--- BEGIN ---

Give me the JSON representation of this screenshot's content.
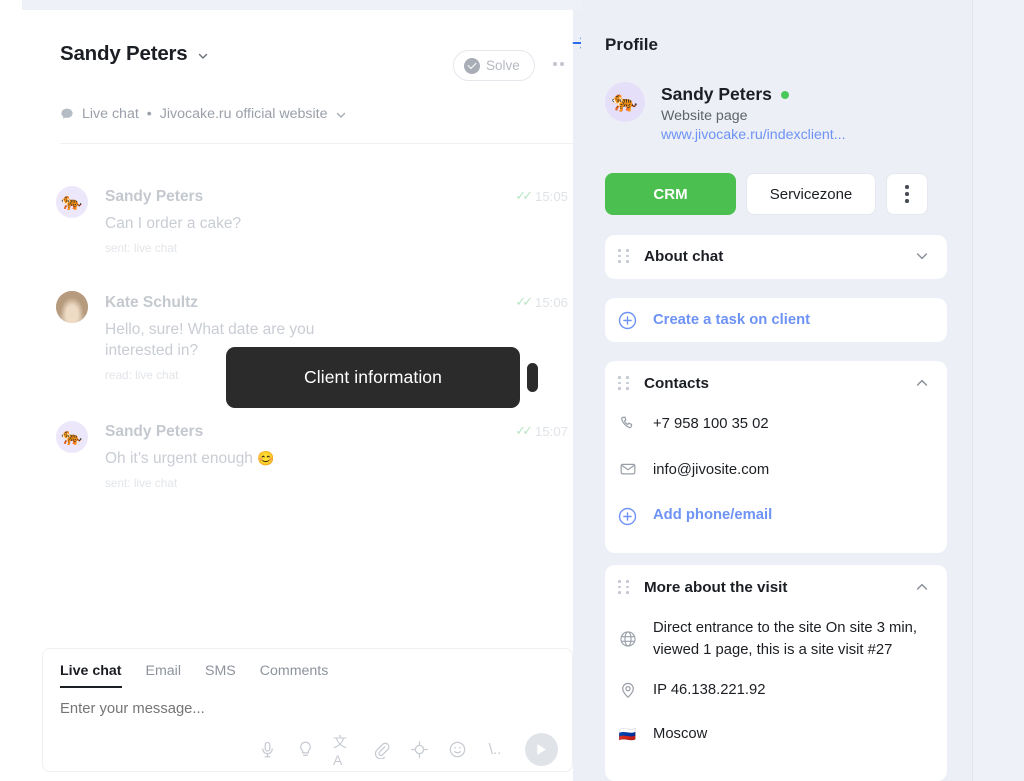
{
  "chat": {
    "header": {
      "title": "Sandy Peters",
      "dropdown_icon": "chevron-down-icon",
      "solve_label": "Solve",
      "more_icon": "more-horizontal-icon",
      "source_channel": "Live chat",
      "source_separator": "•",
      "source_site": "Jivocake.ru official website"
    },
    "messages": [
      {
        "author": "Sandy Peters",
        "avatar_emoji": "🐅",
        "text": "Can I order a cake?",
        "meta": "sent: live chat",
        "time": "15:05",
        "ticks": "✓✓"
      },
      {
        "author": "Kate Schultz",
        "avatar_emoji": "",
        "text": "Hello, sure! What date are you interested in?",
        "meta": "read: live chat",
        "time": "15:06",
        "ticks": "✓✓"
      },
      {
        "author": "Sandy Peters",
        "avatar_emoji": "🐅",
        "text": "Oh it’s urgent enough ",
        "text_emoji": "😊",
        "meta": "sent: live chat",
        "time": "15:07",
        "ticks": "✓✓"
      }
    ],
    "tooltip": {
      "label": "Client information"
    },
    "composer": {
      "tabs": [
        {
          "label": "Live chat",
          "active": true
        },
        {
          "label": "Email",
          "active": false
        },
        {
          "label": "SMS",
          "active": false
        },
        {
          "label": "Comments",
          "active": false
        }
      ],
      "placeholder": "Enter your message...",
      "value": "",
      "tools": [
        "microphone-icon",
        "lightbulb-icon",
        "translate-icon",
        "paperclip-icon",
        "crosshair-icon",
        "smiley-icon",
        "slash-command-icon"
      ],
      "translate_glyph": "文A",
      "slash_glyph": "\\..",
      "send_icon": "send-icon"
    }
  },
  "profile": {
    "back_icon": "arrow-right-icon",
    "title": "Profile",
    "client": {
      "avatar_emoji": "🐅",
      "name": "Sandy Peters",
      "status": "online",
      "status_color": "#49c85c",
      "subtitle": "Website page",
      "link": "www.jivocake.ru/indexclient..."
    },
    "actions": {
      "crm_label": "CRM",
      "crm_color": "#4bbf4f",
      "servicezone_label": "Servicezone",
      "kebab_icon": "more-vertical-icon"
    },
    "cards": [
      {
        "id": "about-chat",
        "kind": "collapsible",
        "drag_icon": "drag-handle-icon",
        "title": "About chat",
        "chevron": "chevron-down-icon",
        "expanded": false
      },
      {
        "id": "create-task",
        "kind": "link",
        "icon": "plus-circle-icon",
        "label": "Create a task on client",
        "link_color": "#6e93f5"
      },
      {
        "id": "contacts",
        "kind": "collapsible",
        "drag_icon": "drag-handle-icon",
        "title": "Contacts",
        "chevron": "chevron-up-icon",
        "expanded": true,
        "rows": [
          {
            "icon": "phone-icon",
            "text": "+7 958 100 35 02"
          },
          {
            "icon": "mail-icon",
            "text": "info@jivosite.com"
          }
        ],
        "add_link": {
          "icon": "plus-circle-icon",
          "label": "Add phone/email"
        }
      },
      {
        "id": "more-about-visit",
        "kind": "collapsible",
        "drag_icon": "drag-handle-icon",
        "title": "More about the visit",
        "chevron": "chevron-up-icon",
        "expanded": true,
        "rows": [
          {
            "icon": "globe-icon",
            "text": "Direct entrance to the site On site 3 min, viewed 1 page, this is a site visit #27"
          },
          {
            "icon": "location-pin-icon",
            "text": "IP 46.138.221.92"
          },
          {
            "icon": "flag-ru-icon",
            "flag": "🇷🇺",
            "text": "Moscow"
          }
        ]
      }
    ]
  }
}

--- END ---

**THE REQUEST**
Quote the preceding listing precisely and completely, omitting its images.

**RESPONSE**
Give me the JSON representation of this screenshot's content.
{
  "chat": {
    "header": {
      "title": "Sandy Peters",
      "dropdown_icon": "chevron-down-icon",
      "solve_label": "Solve",
      "more_icon": "more-horizontal-icon",
      "source_channel": "Live chat",
      "source_separator": "•",
      "source_site": "Jivocake.ru official website"
    },
    "messages": [
      {
        "author": "Sandy Peters",
        "avatar_emoji": "🐅",
        "text": "Can I order a cake?",
        "meta": "sent: live chat",
        "time": "15:05",
        "ticks": "✓✓"
      },
      {
        "author": "Kate Schultz",
        "avatar_emoji": "",
        "text": "Hello, sure! What date are you interested in?",
        "meta": "read: live chat",
        "time": "15:06",
        "ticks": "✓✓"
      },
      {
        "author": "Sandy Peters",
        "avatar_emoji": "🐅",
        "text": "Oh it’s urgent enough ",
        "text_emoji": "😊",
        "meta": "sent: live chat",
        "time": "15:07",
        "ticks": "✓✓"
      }
    ],
    "tooltip": {
      "label": "Client information"
    },
    "composer": {
      "tabs": [
        {
          "label": "Live chat",
          "active": true
        },
        {
          "label": "Email",
          "active": false
        },
        {
          "label": "SMS",
          "active": false
        },
        {
          "label": "Comments",
          "active": false
        }
      ],
      "placeholder": "Enter your message...",
      "value": "",
      "tools": [
        "microphone-icon",
        "lightbulb-icon",
        "translate-icon",
        "paperclip-icon",
        "crosshair-icon",
        "smiley-icon",
        "slash-command-icon"
      ],
      "translate_glyph": "文A",
      "slash_glyph": "\\..",
      "send_icon": "send-icon"
    }
  },
  "profile": {
    "back_icon": "arrow-right-icon",
    "title": "Profile",
    "client": {
      "avatar_emoji": "🐅",
      "name": "Sandy Peters",
      "status": "online",
      "status_color": "#49c85c",
      "subtitle": "Website page",
      "link": "www.jivocake.ru/indexclient..."
    },
    "actions": {
      "crm_label": "CRM",
      "crm_color": "#4bbf4f",
      "servicezone_label": "Servicezone",
      "kebab_icon": "more-vertical-icon"
    },
    "cards": [
      {
        "id": "about-chat",
        "kind": "collapsible",
        "drag_icon": "drag-handle-icon",
        "title": "About chat",
        "chevron": "chevron-down-icon",
        "expanded": false
      },
      {
        "id": "create-task",
        "kind": "link",
        "icon": "plus-circle-icon",
        "label": "Create a task on client",
        "link_color": "#6e93f5"
      },
      {
        "id": "contacts",
        "kind": "collapsible",
        "drag_icon": "drag-handle-icon",
        "title": "Contacts",
        "chevron": "chevron-up-icon",
        "expanded": true,
        "rows": [
          {
            "icon": "phone-icon",
            "text": "+7 958 100 35 02"
          },
          {
            "icon": "mail-icon",
            "text": "info@jivosite.com"
          }
        ],
        "add_link": {
          "icon": "plus-circle-icon",
          "label": "Add phone/email"
        }
      },
      {
        "id": "more-about-visit",
        "kind": "collapsible",
        "drag_icon": "drag-handle-icon",
        "title": "More about the visit",
        "chevron": "chevron-up-icon",
        "expanded": true,
        "rows": [
          {
            "icon": "globe-icon",
            "text": "Direct entrance to the site On site 3 min, viewed 1 page, this is a site visit #27"
          },
          {
            "icon": "location-pin-icon",
            "text": "IP 46.138.221.92"
          },
          {
            "icon": "flag-ru-icon",
            "flag": "🇷🇺",
            "text": "Moscow"
          }
        ]
      }
    ]
  }
}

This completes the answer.